Extracted records
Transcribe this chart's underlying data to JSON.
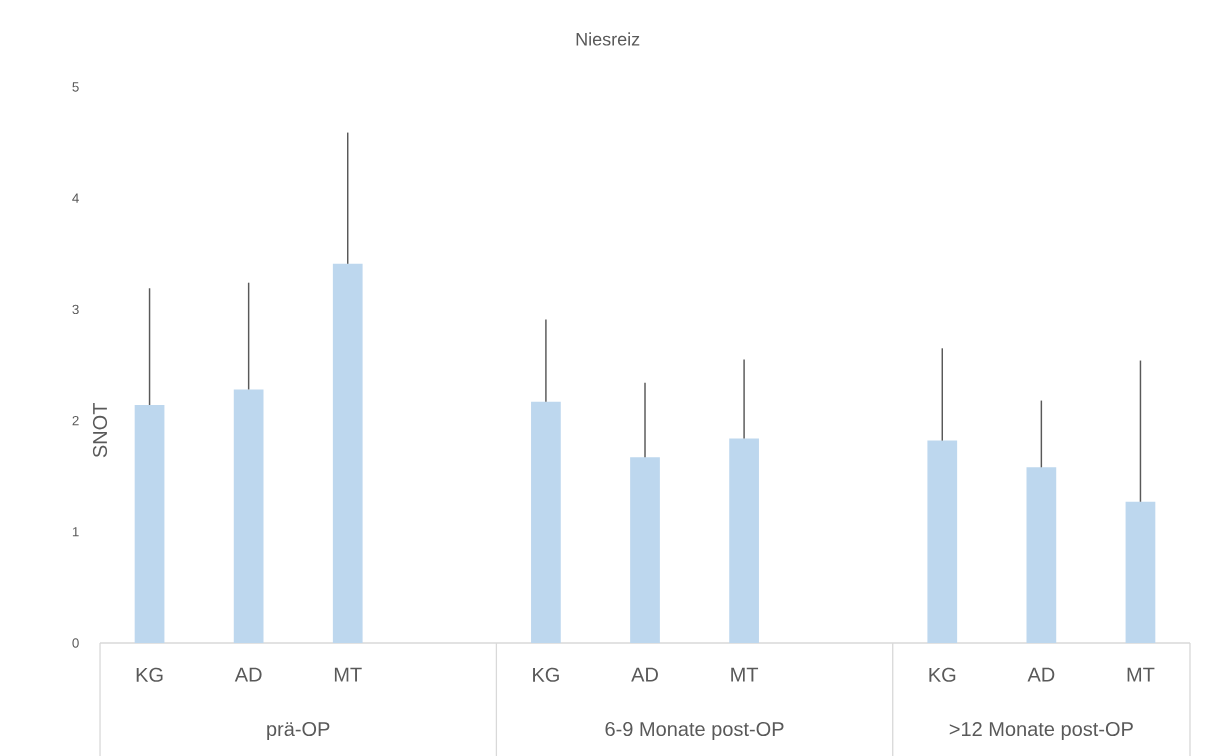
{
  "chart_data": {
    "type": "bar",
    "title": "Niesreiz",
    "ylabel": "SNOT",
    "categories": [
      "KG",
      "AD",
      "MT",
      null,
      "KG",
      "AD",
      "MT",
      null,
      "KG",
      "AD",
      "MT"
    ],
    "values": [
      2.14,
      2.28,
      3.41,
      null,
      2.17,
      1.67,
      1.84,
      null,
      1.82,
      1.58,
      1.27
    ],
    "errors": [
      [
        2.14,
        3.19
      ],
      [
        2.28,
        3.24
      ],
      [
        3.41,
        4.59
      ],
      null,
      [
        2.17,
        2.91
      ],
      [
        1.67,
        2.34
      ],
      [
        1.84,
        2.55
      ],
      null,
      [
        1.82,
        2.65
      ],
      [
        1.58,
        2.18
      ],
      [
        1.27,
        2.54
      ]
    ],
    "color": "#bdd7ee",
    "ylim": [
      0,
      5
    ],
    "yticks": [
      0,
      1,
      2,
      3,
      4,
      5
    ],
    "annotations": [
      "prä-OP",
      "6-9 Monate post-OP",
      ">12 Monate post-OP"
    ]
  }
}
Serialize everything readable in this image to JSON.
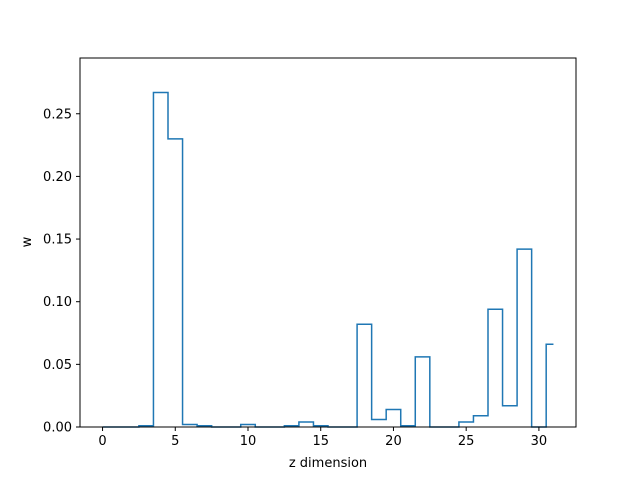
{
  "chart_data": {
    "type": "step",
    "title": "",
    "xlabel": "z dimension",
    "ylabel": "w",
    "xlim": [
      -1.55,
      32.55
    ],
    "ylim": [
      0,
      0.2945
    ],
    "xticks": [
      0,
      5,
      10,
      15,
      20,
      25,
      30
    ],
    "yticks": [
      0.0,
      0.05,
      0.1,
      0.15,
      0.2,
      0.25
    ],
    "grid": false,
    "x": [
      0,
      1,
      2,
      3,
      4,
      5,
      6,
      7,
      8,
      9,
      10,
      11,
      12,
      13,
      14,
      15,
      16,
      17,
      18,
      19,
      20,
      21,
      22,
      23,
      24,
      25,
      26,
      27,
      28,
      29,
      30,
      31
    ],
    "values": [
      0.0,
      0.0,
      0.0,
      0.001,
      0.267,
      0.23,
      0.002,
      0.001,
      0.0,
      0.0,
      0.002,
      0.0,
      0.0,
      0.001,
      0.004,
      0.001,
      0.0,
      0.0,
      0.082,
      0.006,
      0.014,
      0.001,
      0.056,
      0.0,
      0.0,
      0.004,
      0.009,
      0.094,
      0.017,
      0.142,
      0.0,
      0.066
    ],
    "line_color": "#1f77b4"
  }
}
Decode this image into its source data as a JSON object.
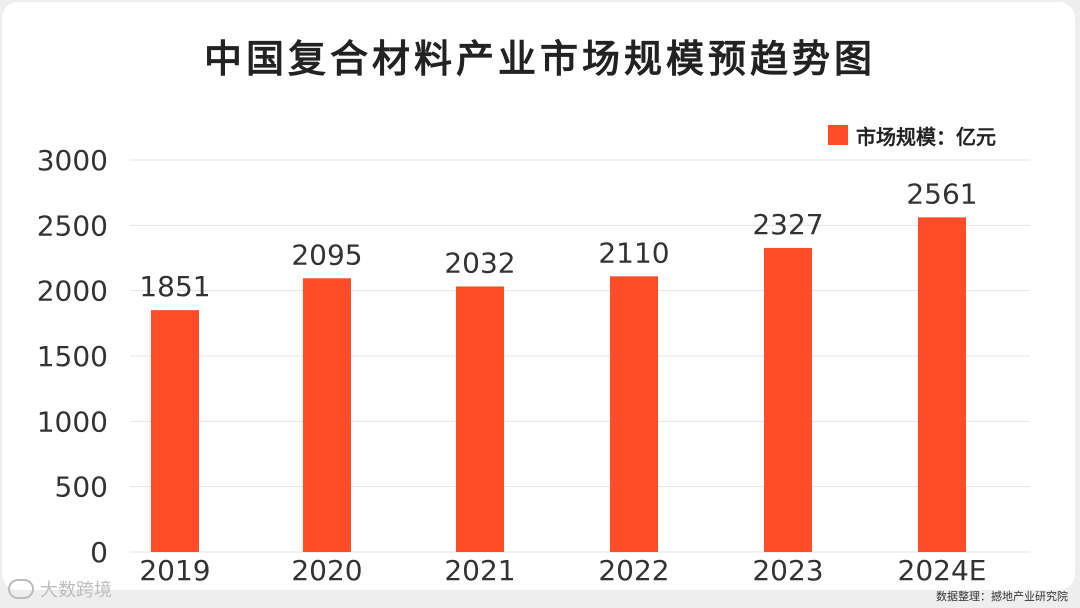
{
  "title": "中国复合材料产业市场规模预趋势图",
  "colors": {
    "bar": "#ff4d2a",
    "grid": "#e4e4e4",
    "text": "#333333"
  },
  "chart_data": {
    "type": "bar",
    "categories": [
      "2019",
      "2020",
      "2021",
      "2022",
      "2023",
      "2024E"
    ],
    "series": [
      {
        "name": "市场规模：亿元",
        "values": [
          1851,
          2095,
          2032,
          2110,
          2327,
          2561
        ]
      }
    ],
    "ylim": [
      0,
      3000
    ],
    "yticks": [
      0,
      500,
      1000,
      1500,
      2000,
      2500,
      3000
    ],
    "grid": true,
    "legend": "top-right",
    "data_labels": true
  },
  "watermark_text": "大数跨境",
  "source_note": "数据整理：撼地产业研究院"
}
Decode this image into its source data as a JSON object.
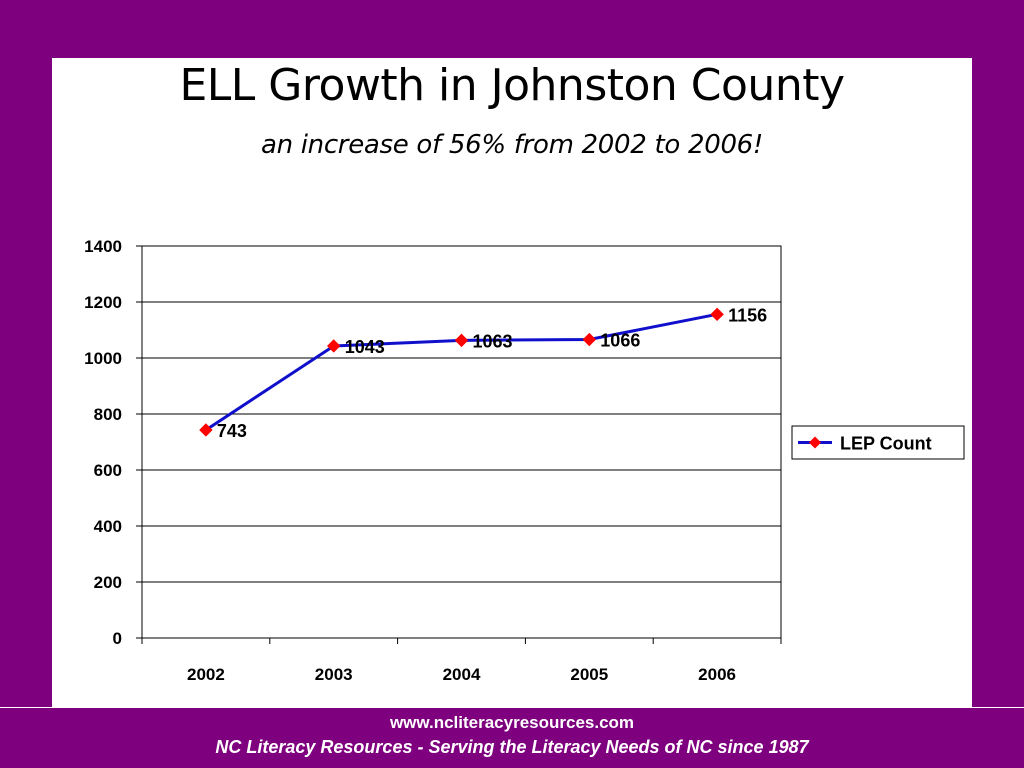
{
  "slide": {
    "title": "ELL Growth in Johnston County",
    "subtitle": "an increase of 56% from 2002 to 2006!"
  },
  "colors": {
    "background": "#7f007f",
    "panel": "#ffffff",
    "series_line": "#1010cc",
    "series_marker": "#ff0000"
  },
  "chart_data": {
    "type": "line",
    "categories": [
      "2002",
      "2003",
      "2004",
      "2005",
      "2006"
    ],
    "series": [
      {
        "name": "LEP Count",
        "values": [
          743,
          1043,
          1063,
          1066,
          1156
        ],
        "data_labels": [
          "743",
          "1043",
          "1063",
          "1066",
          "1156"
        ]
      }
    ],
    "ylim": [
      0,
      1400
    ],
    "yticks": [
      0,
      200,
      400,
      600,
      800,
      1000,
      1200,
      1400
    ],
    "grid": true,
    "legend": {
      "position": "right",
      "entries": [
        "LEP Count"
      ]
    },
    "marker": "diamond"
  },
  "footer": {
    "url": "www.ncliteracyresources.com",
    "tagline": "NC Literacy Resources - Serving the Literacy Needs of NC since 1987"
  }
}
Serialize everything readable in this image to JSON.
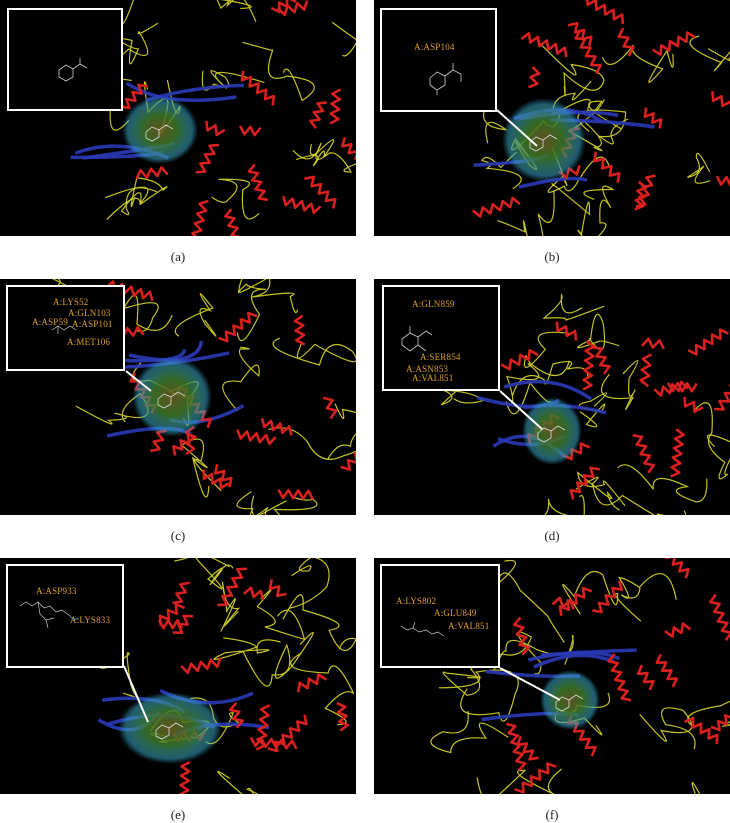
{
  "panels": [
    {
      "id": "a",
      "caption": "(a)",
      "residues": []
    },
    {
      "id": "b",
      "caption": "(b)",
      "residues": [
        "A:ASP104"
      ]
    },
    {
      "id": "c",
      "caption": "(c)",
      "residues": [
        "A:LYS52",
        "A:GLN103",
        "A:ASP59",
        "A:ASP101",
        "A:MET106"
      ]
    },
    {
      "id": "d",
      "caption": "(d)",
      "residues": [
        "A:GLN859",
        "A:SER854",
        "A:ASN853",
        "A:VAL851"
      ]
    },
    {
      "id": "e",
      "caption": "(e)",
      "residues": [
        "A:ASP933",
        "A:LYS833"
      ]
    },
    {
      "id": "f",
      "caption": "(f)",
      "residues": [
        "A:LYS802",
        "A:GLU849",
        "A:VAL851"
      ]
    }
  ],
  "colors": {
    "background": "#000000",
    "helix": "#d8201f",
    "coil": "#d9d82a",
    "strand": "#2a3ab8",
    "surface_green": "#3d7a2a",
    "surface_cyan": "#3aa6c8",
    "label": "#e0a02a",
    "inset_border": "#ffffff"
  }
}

● PROBLEM
Reproduce the whole listing exactly, but not the images in it.

● WRITTEN RESPONSE
Transcribe this chart's underlying data to JSON.
{
  "chart_data": {
    "type": "bar",
    "title": "Niesreiz",
    "ylabel": "SNOT",
    "categories": [
      "KG",
      "AD",
      "MT",
      null,
      "KG",
      "AD",
      "MT",
      null,
      "KG",
      "AD",
      "MT"
    ],
    "values": [
      2.14,
      2.28,
      3.41,
      null,
      2.17,
      1.67,
      1.84,
      null,
      1.82,
      1.58,
      1.27
    ],
    "errors": [
      [
        2.14,
        3.19
      ],
      [
        2.28,
        3.24
      ],
      [
        3.41,
        4.59
      ],
      null,
      [
        2.17,
        2.91
      ],
      [
        1.67,
        2.34
      ],
      [
        1.84,
        2.55
      ],
      null,
      [
        1.82,
        2.65
      ],
      [
        1.58,
        2.18
      ],
      [
        1.27,
        2.54
      ]
    ],
    "color": "#bdd7ee",
    "ylim": [
      0,
      5
    ],
    "yticks": [
      0,
      1,
      2,
      3,
      4,
      5
    ],
    "annotations": [
      "prä-OP",
      "6-9 Monate post-OP",
      ">12 Monate post-OP"
    ]
  }
}
Serialize everything readable in this image to JSON.
{
  "chart_data": {
    "type": "step",
    "title": "",
    "xlabel": "z dimension",
    "ylabel": "w",
    "xlim": [
      -1.55,
      32.55
    ],
    "ylim": [
      0,
      0.2945
    ],
    "xticks": [
      0,
      5,
      10,
      15,
      20,
      25,
      30
    ],
    "yticks": [
      0.0,
      0.05,
      0.1,
      0.15,
      0.2,
      0.25
    ],
    "grid": false,
    "x": [
      0,
      1,
      2,
      3,
      4,
      5,
      6,
      7,
      8,
      9,
      10,
      11,
      12,
      13,
      14,
      15,
      16,
      17,
      18,
      19,
      20,
      21,
      22,
      23,
      24,
      25,
      26,
      27,
      28,
      29,
      30,
      31
    ],
    "values": [
      0.0,
      0.0,
      0.0,
      0.001,
      0.267,
      0.23,
      0.002,
      0.001,
      0.0,
      0.0,
      0.002,
      0.0,
      0.0,
      0.001,
      0.004,
      0.001,
      0.0,
      0.0,
      0.082,
      0.006,
      0.014,
      0.001,
      0.056,
      0.0,
      0.0,
      0.004,
      0.009,
      0.094,
      0.017,
      0.142,
      0.0,
      0.066
    ],
    "line_color": "#1f77b4"
  }
}
Decode this image into its source data as a JSON object.
{
  "title": "中国复合材料产业市场规模预趋势图",
  "colors": {
    "bar": "#ff4d2a",
    "grid": "#e4e4e4",
    "text": "#333333"
  },
  "chart_data": {
    "type": "bar",
    "categories": [
      "2019",
      "2020",
      "2021",
      "2022",
      "2023",
      "2024E"
    ],
    "series": [
      {
        "name": "市场规模：亿元",
        "values": [
          1851,
          2095,
          2032,
          2110,
          2327,
          2561
        ]
      }
    ],
    "ylim": [
      0,
      3000
    ],
    "yticks": [
      0,
      500,
      1000,
      1500,
      2000,
      2500,
      3000
    ],
    "grid": true,
    "legend": "top-right",
    "data_labels": true
  },
  "watermark_text": "大数跨境",
  "source_note": "数据整理：撼地产业研究院"
}
Decode this image into its source data as a JSON object.
{
  "slide": {
    "title": "ELL Growth in Johnston County",
    "subtitle": "an increase of 56% from 2002 to 2006!"
  },
  "colors": {
    "background": "#7f007f",
    "panel": "#ffffff",
    "series_line": "#1010cc",
    "series_marker": "#ff0000"
  },
  "chart_data": {
    "type": "line",
    "categories": [
      "2002",
      "2003",
      "2004",
      "2005",
      "2006"
    ],
    "series": [
      {
        "name": "LEP Count",
        "values": [
          743,
          1043,
          1063,
          1066,
          1156
        ],
        "data_labels": [
          "743",
          "1043",
          "1063",
          "1066",
          "1156"
        ]
      }
    ],
    "ylim": [
      0,
      1400
    ],
    "yticks": [
      0,
      200,
      400,
      600,
      800,
      1000,
      1200,
      1400
    ],
    "grid": true,
    "legend": {
      "position": "right",
      "entries": [
        "LEP Count"
      ]
    },
    "marker": "diamond"
  },
  "footer": {
    "url": "www.ncliteracyresources.com",
    "tagline": "NC Literacy Resources - Serving the Literacy Needs of NC since 1987"
  }
}
Serialize everything readable in this image to JSON.
{
  "panels": [
    {
      "id": "a",
      "caption": "(a)",
      "residues": []
    },
    {
      "id": "b",
      "caption": "(b)",
      "residues": [
        "A:ASP104"
      ]
    },
    {
      "id": "c",
      "caption": "(c)",
      "residues": [
        "A:LYS52",
        "A:GLN103",
        "A:ASP59",
        "A:ASP101",
        "A:MET106"
      ]
    },
    {
      "id": "d",
      "caption": "(d)",
      "residues": [
        "A:GLN859",
        "A:SER854",
        "A:ASN853",
        "A:VAL851"
      ]
    },
    {
      "id": "e",
      "caption": "(e)",
      "residues": [
        "A:ASP933",
        "A:LYS833"
      ]
    },
    {
      "id": "f",
      "caption": "(f)",
      "residues": [
        "A:LYS802",
        "A:GLU849",
        "A:VAL851"
      ]
    }
  ],
  "colors": {
    "background": "#000000",
    "helix": "#d8201f",
    "coil": "#d9d82a",
    "strand": "#2a3ab8",
    "surface_green": "#3d7a2a",
    "surface_cyan": "#3aa6c8",
    "label": "#e0a02a",
    "inset_border": "#ffffff"
  }
}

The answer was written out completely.